[Written task]: Pick up the Red Sox column after its final sentence and write it onward.

[Extracted text]:
Is the Season Already Over for the Red Sox?

by

Aug 7, 2009

Is the Season Already Over for the Red Sox? I'm worried about the Red Sox.

Our baseball team doesn’t seem to have that kill mentality, that oomph, that grrrrr that it’s surely going to need.

Not just in this weekend's series with the Yankees, but in the eventual pennant races and possible playoff scenarios. You know, assuming the Red Sox get there. And with the way they've been playing lately, that's a big assumption.

Sure, they swept the Orioles and moved back to within a half-game of first place. And that was delightful. So often Baltimore has proven to be the cure for what ails a flailing team. But unfortunately, the Red Sox cannot play the Birds for the remainder of the season. Instead, the Sox are forced to play the likes of the Rays (troublesome, tireless, and tenacious indeed) and that team you may have heard of from New York.

The Red Sox lost the first game of their four-game set in the Bronx, which means that, in the worst possible scenario, the Red Sox emerge bruised and battered and 6 1/2 games back. In that case, I will probably start looking longingly down 93 toward Gillette Stadium and taking solace in the promise of large men quibbling for yardage in tights.

However, there's always the possibility that this recent slide has woken up our dear Red Sox and they're raring to go, ice water in their veins and all that. Perhaps they're just faking us out, and they're planning on storming through New York the rest of this weekend and returning to us as conquering heroes. Here's hoping.

What worries me, primarily, is that while the Red Sox seem to be spending the second half of the season falling apart and monkeying around with starting pitchers, trying to find their place in the rotation and the team, the Yankees appear to have only gotten better. While the Sox now have more questions than answers, the Yankees seem to have settled into their role as the East's juggernauts. And that scares me.

Is the Season Already Over for the Red Sox? Then, of course, there's the matter of how New York fans are treating our own David Ortiz in light of the recent revelation about Ortiz’s positive 2003 test for performance-enhancing drugs. Wisdom and rationale would dictate that Yankee fans would leave Ortiz alone, considering their own third baseman is anything short of squeaky clean.

But the majority of Yankee fans I've come into contact with have never specialized in such trivial matters as "wisdom" and "rationale." Many of them have no doubt been dying for a Red Sox player — especially one with the cachet and magnetic personality of Ortiz — to screw up. They likely can't wait to rub it in, and they did in the series opener. I suppose the turnabout is fair play. Yankee fans have certainly had to take abuse from a good subset of Red Sox fans regarding A-Rod's own dalliance with PEDs, so I suppose all's fair in love and baseball.

[Layout records]
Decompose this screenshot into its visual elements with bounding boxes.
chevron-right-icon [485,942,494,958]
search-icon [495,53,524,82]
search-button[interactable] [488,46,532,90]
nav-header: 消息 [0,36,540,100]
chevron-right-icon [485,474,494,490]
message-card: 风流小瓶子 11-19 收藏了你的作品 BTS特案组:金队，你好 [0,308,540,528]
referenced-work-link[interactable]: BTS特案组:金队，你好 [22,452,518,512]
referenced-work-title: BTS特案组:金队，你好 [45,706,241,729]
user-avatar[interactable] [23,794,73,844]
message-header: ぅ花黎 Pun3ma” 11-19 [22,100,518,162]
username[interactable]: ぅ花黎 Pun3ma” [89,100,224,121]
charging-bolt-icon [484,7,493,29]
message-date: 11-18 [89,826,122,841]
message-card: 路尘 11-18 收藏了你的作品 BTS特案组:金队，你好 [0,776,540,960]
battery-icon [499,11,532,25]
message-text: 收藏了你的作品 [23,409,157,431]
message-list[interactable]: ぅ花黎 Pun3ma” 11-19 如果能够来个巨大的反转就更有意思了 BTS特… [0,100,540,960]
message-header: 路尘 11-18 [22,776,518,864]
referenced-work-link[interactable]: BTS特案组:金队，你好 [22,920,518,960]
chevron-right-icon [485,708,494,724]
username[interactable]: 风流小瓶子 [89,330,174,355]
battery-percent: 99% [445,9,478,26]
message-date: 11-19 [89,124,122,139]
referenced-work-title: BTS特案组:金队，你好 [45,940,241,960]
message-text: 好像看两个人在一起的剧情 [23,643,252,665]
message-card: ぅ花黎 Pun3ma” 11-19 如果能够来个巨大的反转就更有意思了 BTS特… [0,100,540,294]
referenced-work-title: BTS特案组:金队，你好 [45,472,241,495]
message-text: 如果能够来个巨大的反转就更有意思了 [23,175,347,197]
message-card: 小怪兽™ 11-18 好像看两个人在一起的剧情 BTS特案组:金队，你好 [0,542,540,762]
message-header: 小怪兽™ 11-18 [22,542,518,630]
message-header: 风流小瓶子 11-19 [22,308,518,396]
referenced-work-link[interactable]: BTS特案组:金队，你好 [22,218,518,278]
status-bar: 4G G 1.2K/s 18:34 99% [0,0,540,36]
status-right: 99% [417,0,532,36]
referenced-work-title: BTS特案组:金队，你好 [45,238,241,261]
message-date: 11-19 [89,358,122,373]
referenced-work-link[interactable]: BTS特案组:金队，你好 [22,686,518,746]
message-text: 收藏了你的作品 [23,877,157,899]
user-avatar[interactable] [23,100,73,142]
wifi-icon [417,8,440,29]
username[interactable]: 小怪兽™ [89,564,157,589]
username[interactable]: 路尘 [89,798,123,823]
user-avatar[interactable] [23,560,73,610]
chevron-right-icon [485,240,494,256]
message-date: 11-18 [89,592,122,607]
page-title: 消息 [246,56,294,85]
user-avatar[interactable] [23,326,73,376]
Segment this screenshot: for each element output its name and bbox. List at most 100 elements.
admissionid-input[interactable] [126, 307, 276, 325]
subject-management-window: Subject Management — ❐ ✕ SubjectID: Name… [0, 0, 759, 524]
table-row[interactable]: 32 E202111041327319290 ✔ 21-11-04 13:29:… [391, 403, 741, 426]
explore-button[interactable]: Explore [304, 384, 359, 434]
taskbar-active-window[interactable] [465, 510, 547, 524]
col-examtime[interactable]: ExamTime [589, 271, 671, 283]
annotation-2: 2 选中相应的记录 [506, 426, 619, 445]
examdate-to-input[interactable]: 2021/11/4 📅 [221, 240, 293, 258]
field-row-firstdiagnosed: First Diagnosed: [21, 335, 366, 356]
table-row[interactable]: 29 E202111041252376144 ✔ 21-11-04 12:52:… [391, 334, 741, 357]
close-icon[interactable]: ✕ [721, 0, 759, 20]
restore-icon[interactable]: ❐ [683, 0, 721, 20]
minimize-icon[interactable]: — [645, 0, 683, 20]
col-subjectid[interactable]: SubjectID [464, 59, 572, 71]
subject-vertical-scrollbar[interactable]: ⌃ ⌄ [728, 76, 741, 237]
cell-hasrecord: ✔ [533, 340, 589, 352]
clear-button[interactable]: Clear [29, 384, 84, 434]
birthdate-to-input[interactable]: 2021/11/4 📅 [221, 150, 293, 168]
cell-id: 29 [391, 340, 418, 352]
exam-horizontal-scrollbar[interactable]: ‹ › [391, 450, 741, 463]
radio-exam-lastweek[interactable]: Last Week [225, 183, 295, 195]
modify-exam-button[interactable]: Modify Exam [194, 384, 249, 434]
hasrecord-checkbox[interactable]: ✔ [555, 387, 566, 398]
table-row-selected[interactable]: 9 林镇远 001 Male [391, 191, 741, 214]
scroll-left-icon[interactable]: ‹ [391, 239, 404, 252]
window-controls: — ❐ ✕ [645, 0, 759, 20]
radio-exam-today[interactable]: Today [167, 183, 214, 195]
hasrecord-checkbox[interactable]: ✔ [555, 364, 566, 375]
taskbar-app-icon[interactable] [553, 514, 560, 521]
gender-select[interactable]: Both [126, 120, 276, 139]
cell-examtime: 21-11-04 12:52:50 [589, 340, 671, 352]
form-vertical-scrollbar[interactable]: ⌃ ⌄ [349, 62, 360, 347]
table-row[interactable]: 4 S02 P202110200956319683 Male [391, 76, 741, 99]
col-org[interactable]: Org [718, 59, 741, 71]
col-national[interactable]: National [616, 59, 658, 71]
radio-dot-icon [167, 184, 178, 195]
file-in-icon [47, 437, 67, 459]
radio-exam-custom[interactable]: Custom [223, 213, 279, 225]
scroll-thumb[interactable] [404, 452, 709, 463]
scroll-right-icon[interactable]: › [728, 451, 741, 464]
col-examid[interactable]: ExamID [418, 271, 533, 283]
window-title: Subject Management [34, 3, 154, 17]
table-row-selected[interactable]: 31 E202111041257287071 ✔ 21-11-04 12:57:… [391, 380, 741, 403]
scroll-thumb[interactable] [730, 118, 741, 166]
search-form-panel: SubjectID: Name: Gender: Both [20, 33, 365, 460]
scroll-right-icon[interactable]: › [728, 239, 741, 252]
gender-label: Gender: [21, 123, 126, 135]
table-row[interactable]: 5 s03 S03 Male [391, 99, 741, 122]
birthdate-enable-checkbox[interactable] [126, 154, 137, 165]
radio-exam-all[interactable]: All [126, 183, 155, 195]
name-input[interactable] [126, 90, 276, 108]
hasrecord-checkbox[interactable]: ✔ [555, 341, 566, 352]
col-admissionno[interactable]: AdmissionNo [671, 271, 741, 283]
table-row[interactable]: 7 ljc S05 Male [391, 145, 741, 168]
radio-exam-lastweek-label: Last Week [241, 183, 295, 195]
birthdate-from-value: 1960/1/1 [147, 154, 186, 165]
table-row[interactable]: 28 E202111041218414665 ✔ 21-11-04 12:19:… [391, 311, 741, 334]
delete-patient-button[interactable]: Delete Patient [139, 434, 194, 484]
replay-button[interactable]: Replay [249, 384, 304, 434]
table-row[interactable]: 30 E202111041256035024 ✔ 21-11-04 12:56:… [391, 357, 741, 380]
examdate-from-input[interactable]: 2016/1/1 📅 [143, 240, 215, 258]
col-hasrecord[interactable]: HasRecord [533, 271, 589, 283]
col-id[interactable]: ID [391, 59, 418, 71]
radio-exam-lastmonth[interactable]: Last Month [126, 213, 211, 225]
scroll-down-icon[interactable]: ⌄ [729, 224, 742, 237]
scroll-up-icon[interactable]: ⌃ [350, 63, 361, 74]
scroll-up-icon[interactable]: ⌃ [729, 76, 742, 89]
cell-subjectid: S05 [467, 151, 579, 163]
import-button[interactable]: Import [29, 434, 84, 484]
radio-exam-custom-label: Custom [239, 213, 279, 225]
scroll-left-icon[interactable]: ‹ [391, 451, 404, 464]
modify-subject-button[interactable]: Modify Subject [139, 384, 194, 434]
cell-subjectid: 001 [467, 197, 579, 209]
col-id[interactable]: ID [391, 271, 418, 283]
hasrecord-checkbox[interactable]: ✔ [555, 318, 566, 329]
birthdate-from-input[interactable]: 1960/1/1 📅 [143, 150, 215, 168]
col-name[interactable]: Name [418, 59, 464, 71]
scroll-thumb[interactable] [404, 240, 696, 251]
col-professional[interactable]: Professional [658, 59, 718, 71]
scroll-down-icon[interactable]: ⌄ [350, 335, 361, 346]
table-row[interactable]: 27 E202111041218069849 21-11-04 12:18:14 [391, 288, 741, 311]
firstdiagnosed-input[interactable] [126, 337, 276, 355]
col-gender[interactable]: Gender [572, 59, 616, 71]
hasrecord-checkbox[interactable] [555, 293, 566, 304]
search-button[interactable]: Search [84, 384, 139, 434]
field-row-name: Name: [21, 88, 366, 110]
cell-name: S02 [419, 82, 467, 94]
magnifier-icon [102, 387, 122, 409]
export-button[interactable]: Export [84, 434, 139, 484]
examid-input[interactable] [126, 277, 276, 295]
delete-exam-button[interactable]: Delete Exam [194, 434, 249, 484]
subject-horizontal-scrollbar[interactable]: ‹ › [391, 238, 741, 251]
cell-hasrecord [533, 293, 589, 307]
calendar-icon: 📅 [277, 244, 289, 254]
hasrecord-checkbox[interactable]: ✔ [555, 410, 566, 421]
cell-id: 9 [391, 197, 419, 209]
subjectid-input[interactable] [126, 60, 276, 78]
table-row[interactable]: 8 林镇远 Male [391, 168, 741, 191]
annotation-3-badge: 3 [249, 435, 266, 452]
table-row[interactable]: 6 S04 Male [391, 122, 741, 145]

[Response]:
That said, it still wasn’t pretty to watch Thursday.

And lest we forget, it's not just the Yankees we have to worry about anymore. After the Red Sox’ past series with the Rays, we were reminded yet again that Joe Maddon's Band of Marauding Wunderkinds doesn't plan to go down without a fight either. While this no doubt makes my 88-year-old, Tampa-area grandmother happy as she lives to torture me about the Rays’ recent dominance over the Red Sox, Red Sox fans are not pleased with this outcome. We saw it happen last year, and it's just as likely that it'll happen again this season.

The Rays, apparently, are serious. And they mean to stay that way. With a playoff system allowing for, at most, two teams from any one division to make the playoffs, there will always be at least one team left out in the cold. Last year, it was the Yankees. I shudder to think what might happen this year if the Sox don't straighten up and fly right.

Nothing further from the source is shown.